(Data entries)
— START —

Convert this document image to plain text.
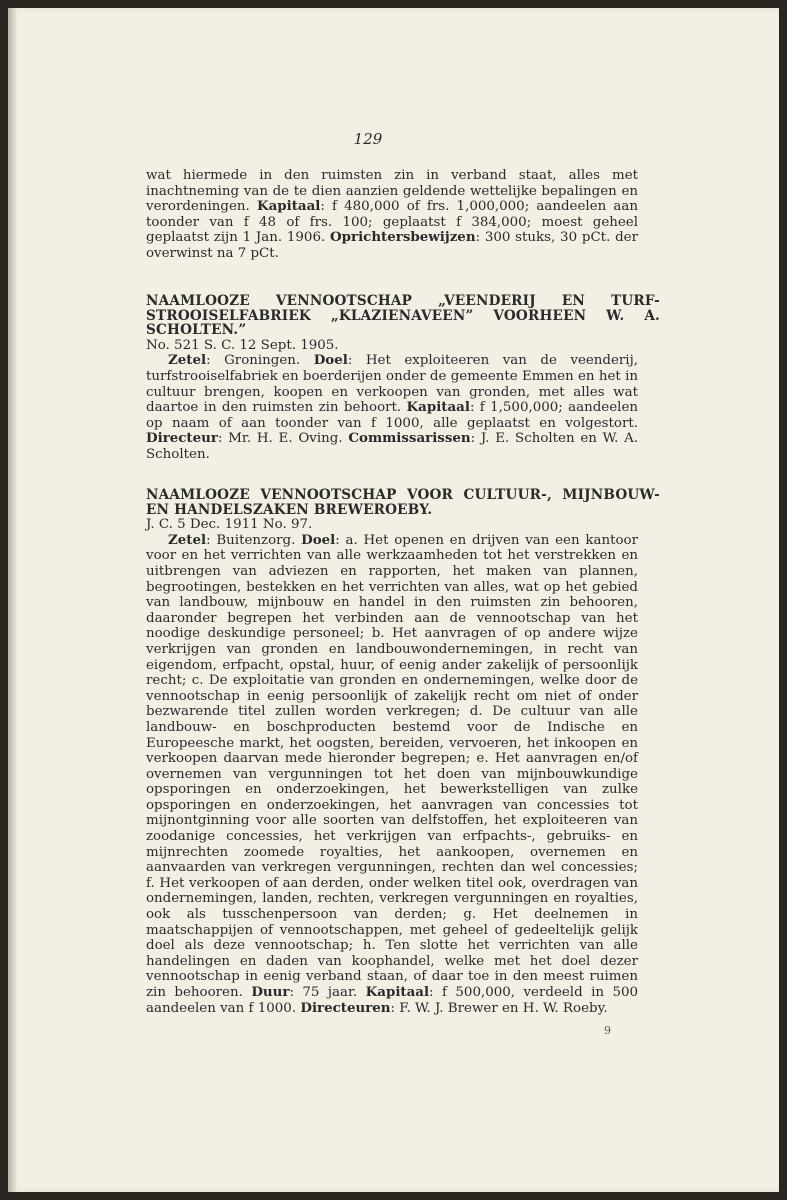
129

wat hiermede in den ruimsten zin in verband staat, alles met inachtneming van de te dien aanzien geldende wettelijke bepalingen en verordeningen. Kapitaal: f 480,000 of frs. 1,000,000; aandeelen aan toonder van f 48 of frs. 100; geplaatst f 384,000; moest geheel geplaatst zijn 1 Jan. 1906. Oprichtersbewijzen: 300 stuks, 30 pCt. der overwinst na 7 pCt.

NAAMLOOZE VENNOOTSCHAP „VEENDERIJ EN TURF-STROOISELFABRIEK „KLAZIENAVEEN” VOORHEEN W. A. SCHOLTEN.”

No. 521 S. C. 12 Sept. 1905.

Zetel: Groningen. Doel: Het exploiteeren van de veenderij, turfstrooiselfabriek en boerderijen onder de gemeente Emmen en het in cultuur brengen, koopen en verkoopen van gronden, met alles wat daartoe in den ruimsten zin behoort. Kapitaal: f 1,500,000; aandeelen op naam of aan toonder van f 1000, alle geplaatst en volgestort. Directeur: Mr. H. E. Oving. Commissarissen: J. E. Scholten en W. A. Scholten.

NAAMLOOZE VENNOOTSCHAP VOOR CULTUUR-, MIJNBOUW-EN HANDELSZAKEN BREWEROEBY.

J. C. 5 Dec. 1911 No. 97.

Zetel: Buitenzorg. Doel: a. Het openen en drijven van een kantoor voor en het verrichten van alle werkzaamheden tot het verstrekken en uitbrengen van adviezen en rapporten, het maken van plannen, begrootingen, bestekken en het verrichten van alles, wat op het gebied van landbouw, mijnbouw en handel in den ruimsten zin behooren, daaronder begrepen het verbinden aan de vennootschap van het noodige deskundige personeel; b. Het aanvragen of op andere wijze verkrijgen van gronden en landbouwondernemingen, in recht van eigendom, erfpacht, opstal, huur, of eenig ander zakelijk of persoonlijk recht; c. De exploitatie van gronden en ondernemingen, welke door de vennootschap in eenig persoonlijk of zakelijk recht om niet of onder bezwarende titel zullen worden verkregen; d. De cultuur van alle landbouw- en boschproducten bestemd voor de Indische en Europeesche markt, het oogsten, bereiden, vervoeren, het inkoopen en verkoopen daarvan mede hieronder begrepen; e. Het aanvragen en/of overnemen van vergunningen tot het doen van mijnbouwkundige opsporingen en onderzoekingen, het bewerkstelligen van zulke opsporingen en onderzoekingen, het aanvragen van concessies tot mijnontginning voor alle soorten van delfstoffen, het exploiteeren van zoodanige concessies, het verkrijgen van erfpachts-, gebruiks- en mijnrechten zoomede royalties, het aankoopen, overnemen en aanvaarden van verkregen vergunningen, rechten dan wel concessies; f. Het verkoopen of aan derden, onder welken titel ook, overdragen van ondernemingen, landen, rechten, verkregen vergunningen en royalties, ook als tusschenpersoon van derden; g. Het deelnemen in maatschappijen of vennootschappen, met geheel of gedeeltelijk gelijk doel als deze vennootschap; h. Ten slotte het verrichten van alle handelingen en daden van koophandel, welke met het doel dezer vennootschap in eenig verband staan, of daar toe in den meest ruimen zin behooren. Duur: 75 jaar. Kapitaal: f 500,000, verdeeld in 500 aandeelen van f 1000. Directeuren: F. W. J. Brewer en H. W. Roeby.

9
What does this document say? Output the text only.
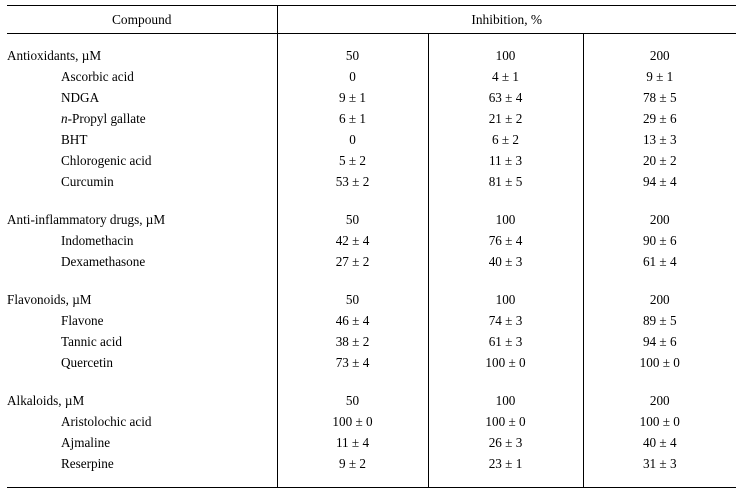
Compound	Inhibition, %		

Antioxidants, µM	50	100	200
Ascorbic acid	0	4 ± 1	9 ± 1
NDGA	9 ± 1	63 ± 4	78 ± 5
n-Propyl gallate	6 ± 1	21 ± 2	29 ± 6
BHT	0	6 ± 2	13 ± 3
Chlorogenic acid	5 ± 2	11 ± 3	20 ± 2
Curcumin	53 ± 2	81 ± 5	94 ± 4

Anti-inflammatory drugs, µM	50	100	200
Indomethacin	42 ± 4	76 ± 4	90 ± 6
Dexamethasone	27 ± 2	40 ± 3	61 ± 4

Flavonoids, µM	50	100	200
Flavone	46 ± 4	74 ± 3	89 ± 5
Tannic acid	38 ± 2	61 ± 3	94 ± 6
Quercetin	73 ± 4	100 ± 0	100 ± 0

Alkaloids, µM	50	100	200
Aristolochic acid	100 ± 0	100 ± 0	100 ± 0
Ajmaline	11 ± 4	26 ± 3	40 ± 4
Reserpine	9 ± 2	23 ± 1	31 ± 3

— END —

[TASK] Repeat nothing but the lines from the one containing "What does this" through the end of the entries, exactly, and skip the pictures.

[PROBLEM SOLUTION]
What does this document say? Output the text only.
Compound	Inhibition, %		

Antioxidants, µM	50	100	200
Ascorbic acid	0	4 ± 1	9 ± 1
NDGA	9 ± 1	63 ± 4	78 ± 5
n-Propyl gallate	6 ± 1	21 ± 2	29 ± 6
BHT	0	6 ± 2	13 ± 3
Chlorogenic acid	5 ± 2	11 ± 3	20 ± 2
Curcumin	53 ± 2	81 ± 5	94 ± 4

Anti-inflammatory drugs, µM	50	100	200
Indomethacin	42 ± 4	76 ± 4	90 ± 6
Dexamethasone	27 ± 2	40 ± 3	61 ± 4

Flavonoids, µM	50	100	200
Flavone	46 ± 4	74 ± 3	89 ± 5
Tannic acid	38 ± 2	61 ± 3	94 ± 6
Quercetin	73 ± 4	100 ± 0	100 ± 0

Alkaloids, µM	50	100	200
Aristolochic acid	100 ± 0	100 ± 0	100 ± 0
Ajmaline	11 ± 4	26 ± 3	40 ± 4
Reserpine	9 ± 2	23 ± 1	31 ± 3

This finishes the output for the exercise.